| STORED DATA |
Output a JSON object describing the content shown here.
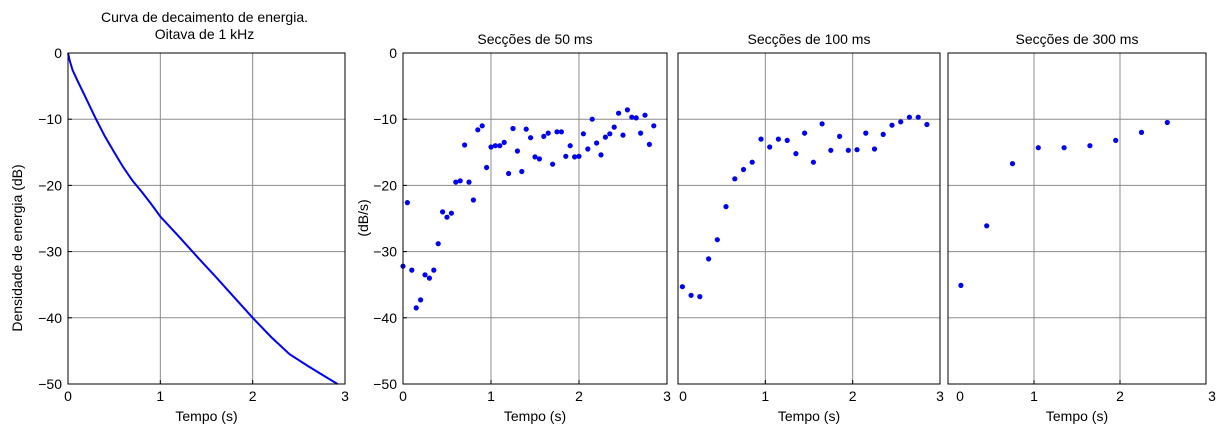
{
  "colors": {
    "series": "#0000ee",
    "grid": "#8c8c8c",
    "axis": "#000000"
  },
  "chart_data": [
    {
      "type": "line",
      "title": [
        "Curva de decaimento de energia.",
        "Oitava de 1 kHz"
      ],
      "xlabel": "Tempo (s)",
      "ylabel": "Densidade de energia (dB)",
      "xlim": [
        0,
        3
      ],
      "ylim": [
        -50,
        0
      ],
      "xticks": [
        0,
        1,
        2,
        3
      ],
      "xticklabels": [
        "0",
        "1",
        "2",
        "3"
      ],
      "yticks": [
        0,
        -10,
        -20,
        -30,
        -40,
        -50
      ],
      "yticklabels": [
        "0",
        "−10",
        "−20",
        "−30",
        "−40",
        "−50"
      ],
      "grid": true,
      "x": [
        0,
        0.02,
        0.05,
        0.1,
        0.2,
        0.3,
        0.4,
        0.5,
        0.6,
        0.7,
        0.8,
        0.9,
        1.0,
        1.2,
        1.4,
        1.6,
        1.8,
        2.0,
        2.2,
        2.4,
        2.6,
        2.8,
        2.92
      ],
      "y": [
        0,
        -1.2,
        -2.6,
        -4.1,
        -7.0,
        -9.9,
        -12.6,
        -15.0,
        -17.3,
        -19.3,
        -21.0,
        -22.8,
        -24.7,
        -27.7,
        -30.8,
        -33.8,
        -36.9,
        -40.0,
        -42.9,
        -45.5,
        -47.3,
        -49.0,
        -50.0
      ]
    },
    {
      "type": "scatter",
      "title": "Secções de 50 ms",
      "xlabel": "Tempo (s)",
      "ylabel": "(dB/s)",
      "xlim": [
        0,
        3
      ],
      "ylim": [
        -50,
        0
      ],
      "xticks": [
        0,
        1,
        2,
        3
      ],
      "xticklabels": [
        "0",
        "1",
        "2",
        "3"
      ],
      "yticks": [
        0,
        -10,
        -20,
        -30,
        -40,
        -50
      ],
      "yticklabels": [
        "0",
        "−10",
        "−20",
        "−30",
        "−40",
        "−50"
      ],
      "grid": true,
      "x": [
        0.0,
        0.05,
        0.1,
        0.15,
        0.2,
        0.25,
        0.3,
        0.35,
        0.4,
        0.45,
        0.5,
        0.55,
        0.6,
        0.65,
        0.7,
        0.75,
        0.8,
        0.85,
        0.9,
        0.95,
        1.0,
        1.05,
        1.1,
        1.15,
        1.2,
        1.25,
        1.3,
        1.35,
        1.4,
        1.45,
        1.5,
        1.55,
        1.6,
        1.65,
        1.7,
        1.75,
        1.8,
        1.85,
        1.9,
        1.95,
        2.0,
        2.05,
        2.1,
        2.15,
        2.2,
        2.25,
        2.3,
        2.35,
        2.4,
        2.45,
        2.5,
        2.55,
        2.6,
        2.65,
        2.7,
        2.75,
        2.8,
        2.85
      ],
      "y": [
        -32.2,
        -22.6,
        -32.8,
        -38.5,
        -37.3,
        -33.5,
        -34.0,
        -32.8,
        -28.8,
        -24.0,
        -24.8,
        -24.2,
        -19.5,
        -19.3,
        -13.9,
        -19.5,
        -22.2,
        -11.6,
        -11.0,
        -17.3,
        -14.2,
        -14.0,
        -14.0,
        -13.5,
        -18.2,
        -11.4,
        -14.8,
        -17.9,
        -11.5,
        -12.8,
        -15.7,
        -16.0,
        -12.6,
        -12.1,
        -16.8,
        -11.9,
        -11.9,
        -15.6,
        -14.0,
        -15.7,
        -15.6,
        -12.2,
        -14.5,
        -10.0,
        -13.6,
        -15.4,
        -12.7,
        -12.2,
        -11.2,
        -9.1,
        -12.4,
        -8.6,
        -9.7,
        -9.8,
        -12.1,
        -9.4,
        -13.8,
        -11.0
      ]
    },
    {
      "type": "scatter",
      "title": "Secções de 100 ms",
      "xlabel": "Tempo (s)",
      "ylabel": "",
      "xlim": [
        0,
        3
      ],
      "ylim": [
        -50,
        0
      ],
      "xticks": [
        0,
        1,
        2,
        3
      ],
      "xticklabels": [
        "0",
        "1",
        "2",
        "3"
      ],
      "grid": true,
      "x": [
        0.05,
        0.15,
        0.25,
        0.35,
        0.45,
        0.55,
        0.65,
        0.75,
        0.85,
        0.95,
        1.05,
        1.15,
        1.25,
        1.35,
        1.45,
        1.55,
        1.65,
        1.75,
        1.85,
        1.95,
        2.05,
        2.15,
        2.25,
        2.35,
        2.45,
        2.55,
        2.65,
        2.75,
        2.85
      ],
      "y": [
        -35.3,
        -36.6,
        -36.8,
        -31.1,
        -28.2,
        -23.2,
        -19.0,
        -17.6,
        -16.5,
        -13.0,
        -14.2,
        -13.0,
        -13.2,
        -15.2,
        -12.1,
        -16.5,
        -10.7,
        -14.7,
        -12.6,
        -14.7,
        -14.6,
        -12.1,
        -14.5,
        -12.3,
        -10.9,
        -10.4,
        -9.7,
        -9.7,
        -10.8
      ]
    },
    {
      "type": "scatter",
      "title": "Secções de 300 ms",
      "xlabel": "Tempo (s)",
      "ylabel": "",
      "xlim": [
        0,
        3
      ],
      "ylim": [
        -50,
        0
      ],
      "xticks": [
        0,
        1,
        2,
        3
      ],
      "xticklabels": [
        "0",
        "1",
        "2",
        "3"
      ],
      "grid": true,
      "x": [
        0.15,
        0.45,
        0.75,
        1.05,
        1.35,
        1.65,
        1.95,
        2.25,
        2.55
      ],
      "y": [
        -35.1,
        -26.1,
        -16.7,
        -14.3,
        -14.3,
        -14.0,
        -13.2,
        -12.0,
        -10.5
      ]
    }
  ]
}
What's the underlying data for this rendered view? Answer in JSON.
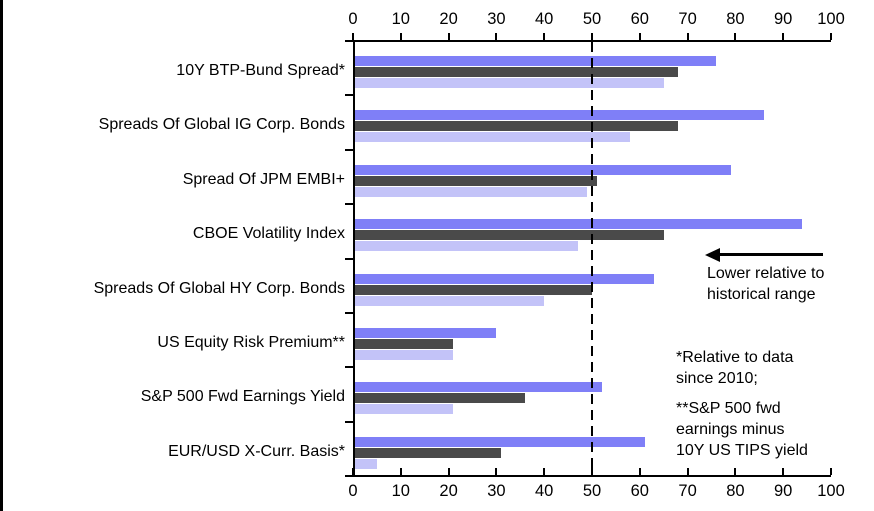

| WRITTEN PROBLEM |
Using the data above, copy each line that contains "JSON".

| FULL ANSWER |
Output a JSON object describing the content shown here.
What's the underlying data for this rendered view? Answer in JSON.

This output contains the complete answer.